> [指示]:
1. 講師による研究紹介の文章を読み、次の問いに答えよ。
(a) 中西貴之が所属する大学はどこか。
(b) 雨宮智宏が三次元光造形で多光子吸収に用いるのは何のレーザか。
(c) マリモカーボンで種核となっている物質は何か。
2. 講師による研究紹介の文章を、最後の文の後から続けて書け。

> [提供テキスト]:
* * * * * * *

公益財団法人 日本板硝子材料工学助成会

各講師から一言(研究テーマの今後への思い)
中西 貴之(北海道大学 大学院工学研究院応用化学部門)

私は『希土類元素』の持つユニークな性質に惹かれ、有機、無機を問わず様々な希土類化合物の機能化について研究を行ってきました。本講演では、巨大な磁気光学効果を示す希土類ナノ結晶の研究開発について紹介し、さらに最新トピックとして、産業界から注目される希土類配位化合物についてもご紹介したく考えてい ます。希土類は他の金属元素にはない魅力があり、私はそれを最大限に引き出すことを使命に、日夜研究を続けたいと考えています。

雨宮 智宏(東京工業大学 未来産業技術研究所)

紫外線硬化樹脂による三次元光細線を用いることで、高効率で低損失な光配線技術を構築することを目指しています。この要求を満足する加工手法として、フェムト秒レーザによる多光子吸収を用いた三次元光造形を採用致しました。次世代の配線技術と期待されている光配線へ向けて一定の貢献できるよう、日々研究を行っております。

江口 美佳(茨城大学 工学部生体分子機能工学科)

マリモカーボンは,酸化ダイヤモンドを種核として炭素繊維が放射状に成長し,有核放射型マリモと非常に似た構造の炭素材料です。本研究では,この独特な構造のマリモカーボンを触媒担体として用いた固体高分子型燃料電池触媒の開発を行っています。マリモカーボンの構造は,固体高分子型燃料電池触媒担体として広く用いられてきたカーボンブラックやカーボンナノチューブと大きく異なるため,マリモカーボンに最適な電極作製および発電条件を模索し,更なる性能の向上に取り組んでいます。

* * * * * * *

> [提供情報]:
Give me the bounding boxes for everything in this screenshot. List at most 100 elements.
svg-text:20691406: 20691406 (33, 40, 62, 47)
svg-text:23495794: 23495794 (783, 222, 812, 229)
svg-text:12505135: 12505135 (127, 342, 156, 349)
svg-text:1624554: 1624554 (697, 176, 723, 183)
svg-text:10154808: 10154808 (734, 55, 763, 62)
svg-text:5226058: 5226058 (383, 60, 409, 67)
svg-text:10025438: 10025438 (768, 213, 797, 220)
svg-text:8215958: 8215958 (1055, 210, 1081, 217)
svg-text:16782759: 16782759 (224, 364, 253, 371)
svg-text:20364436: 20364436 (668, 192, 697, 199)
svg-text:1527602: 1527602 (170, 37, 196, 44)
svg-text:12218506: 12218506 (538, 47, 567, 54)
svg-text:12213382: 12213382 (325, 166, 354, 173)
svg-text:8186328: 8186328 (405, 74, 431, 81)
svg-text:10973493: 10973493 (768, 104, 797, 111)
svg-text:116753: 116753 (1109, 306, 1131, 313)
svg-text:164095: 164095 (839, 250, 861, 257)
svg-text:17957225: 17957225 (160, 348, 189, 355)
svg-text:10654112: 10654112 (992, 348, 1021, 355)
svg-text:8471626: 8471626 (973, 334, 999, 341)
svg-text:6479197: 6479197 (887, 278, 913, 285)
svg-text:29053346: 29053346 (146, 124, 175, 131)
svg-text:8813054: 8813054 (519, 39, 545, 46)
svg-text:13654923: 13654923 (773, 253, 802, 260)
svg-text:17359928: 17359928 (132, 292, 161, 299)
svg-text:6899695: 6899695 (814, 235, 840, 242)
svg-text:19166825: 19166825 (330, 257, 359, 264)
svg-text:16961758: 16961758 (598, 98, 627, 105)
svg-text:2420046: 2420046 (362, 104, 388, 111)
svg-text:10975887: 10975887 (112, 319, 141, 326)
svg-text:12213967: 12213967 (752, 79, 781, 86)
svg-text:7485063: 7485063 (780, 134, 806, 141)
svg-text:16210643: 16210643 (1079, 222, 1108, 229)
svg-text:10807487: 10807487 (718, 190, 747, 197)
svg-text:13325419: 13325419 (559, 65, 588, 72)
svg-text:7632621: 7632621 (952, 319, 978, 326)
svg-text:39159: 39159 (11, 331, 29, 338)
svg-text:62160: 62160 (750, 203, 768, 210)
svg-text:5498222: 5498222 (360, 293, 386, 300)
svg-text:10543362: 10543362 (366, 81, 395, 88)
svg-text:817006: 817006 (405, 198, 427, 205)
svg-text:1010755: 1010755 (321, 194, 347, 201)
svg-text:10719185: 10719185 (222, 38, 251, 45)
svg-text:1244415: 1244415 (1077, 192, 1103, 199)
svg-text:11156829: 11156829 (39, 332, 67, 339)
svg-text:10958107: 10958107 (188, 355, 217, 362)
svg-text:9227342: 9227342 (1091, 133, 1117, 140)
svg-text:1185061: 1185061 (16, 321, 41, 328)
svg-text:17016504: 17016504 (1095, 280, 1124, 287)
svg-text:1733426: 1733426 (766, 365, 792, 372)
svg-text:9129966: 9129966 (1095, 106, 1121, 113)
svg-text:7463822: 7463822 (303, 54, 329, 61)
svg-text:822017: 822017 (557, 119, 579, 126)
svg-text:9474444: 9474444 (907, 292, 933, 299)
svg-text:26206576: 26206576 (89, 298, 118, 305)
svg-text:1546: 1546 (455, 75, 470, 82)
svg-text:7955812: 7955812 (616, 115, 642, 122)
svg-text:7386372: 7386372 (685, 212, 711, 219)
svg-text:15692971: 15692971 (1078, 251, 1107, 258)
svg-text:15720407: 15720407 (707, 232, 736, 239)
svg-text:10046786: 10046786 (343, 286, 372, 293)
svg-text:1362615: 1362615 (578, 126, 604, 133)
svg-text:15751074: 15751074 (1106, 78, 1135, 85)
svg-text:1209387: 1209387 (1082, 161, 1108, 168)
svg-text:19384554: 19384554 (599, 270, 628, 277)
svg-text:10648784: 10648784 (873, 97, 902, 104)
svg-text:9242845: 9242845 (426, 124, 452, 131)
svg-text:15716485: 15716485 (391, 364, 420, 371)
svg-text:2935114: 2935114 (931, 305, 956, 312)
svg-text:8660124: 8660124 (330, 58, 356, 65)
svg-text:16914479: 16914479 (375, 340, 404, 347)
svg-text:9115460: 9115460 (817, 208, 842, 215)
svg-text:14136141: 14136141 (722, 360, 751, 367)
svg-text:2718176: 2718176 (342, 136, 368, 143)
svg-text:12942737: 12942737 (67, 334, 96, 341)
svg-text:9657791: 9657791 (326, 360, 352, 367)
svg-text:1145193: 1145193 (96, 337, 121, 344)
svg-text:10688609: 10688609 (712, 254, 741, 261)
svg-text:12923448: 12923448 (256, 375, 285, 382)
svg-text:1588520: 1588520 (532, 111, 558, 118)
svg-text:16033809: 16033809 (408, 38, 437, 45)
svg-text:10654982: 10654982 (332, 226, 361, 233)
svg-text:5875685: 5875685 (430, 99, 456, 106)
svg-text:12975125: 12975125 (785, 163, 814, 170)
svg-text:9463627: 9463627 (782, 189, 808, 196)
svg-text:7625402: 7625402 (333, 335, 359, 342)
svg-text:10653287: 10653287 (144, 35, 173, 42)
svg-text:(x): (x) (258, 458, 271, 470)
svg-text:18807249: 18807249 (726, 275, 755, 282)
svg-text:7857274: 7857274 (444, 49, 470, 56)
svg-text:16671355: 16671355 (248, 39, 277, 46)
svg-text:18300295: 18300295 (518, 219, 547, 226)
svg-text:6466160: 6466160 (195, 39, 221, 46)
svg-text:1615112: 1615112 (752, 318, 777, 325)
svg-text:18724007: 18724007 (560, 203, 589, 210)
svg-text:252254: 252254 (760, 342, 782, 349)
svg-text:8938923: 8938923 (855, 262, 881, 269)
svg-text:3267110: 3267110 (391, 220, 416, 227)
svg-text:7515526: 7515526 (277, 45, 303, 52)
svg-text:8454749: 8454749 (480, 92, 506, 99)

* * * * * * *

> [解答]:
1.
(a) 北海道大学
(b) フェムト秒レーザ
(c) 酸化ダイヤモンド

2.
舩木 修平(島根大学 総合理工学研究科物理・材料科学領域)

液体窒素温度で動作する希土類系銅酸化物高温超伝導体の線材化の研究は応用フェーズまで進展しましたが、製造コストが高いため、さらなる発展・実用化にはコストの低減が必要不可欠です。そこで、希土類系銅酸化物高温超伝導膜の低コスト製造技術の確立を目的とし、低温溶剤を用いた液相からの結晶成長技術を用いて、日々研究を進めております。低コスト超伝導線材の開発により、全世界の送電ケーブル網を超伝導に替える“GENESIS計画”が現実になり、究極の省エネルギー社会が構築されることを期待しております。

竹内 哲也(名城大学 理工学部材料機能工学科)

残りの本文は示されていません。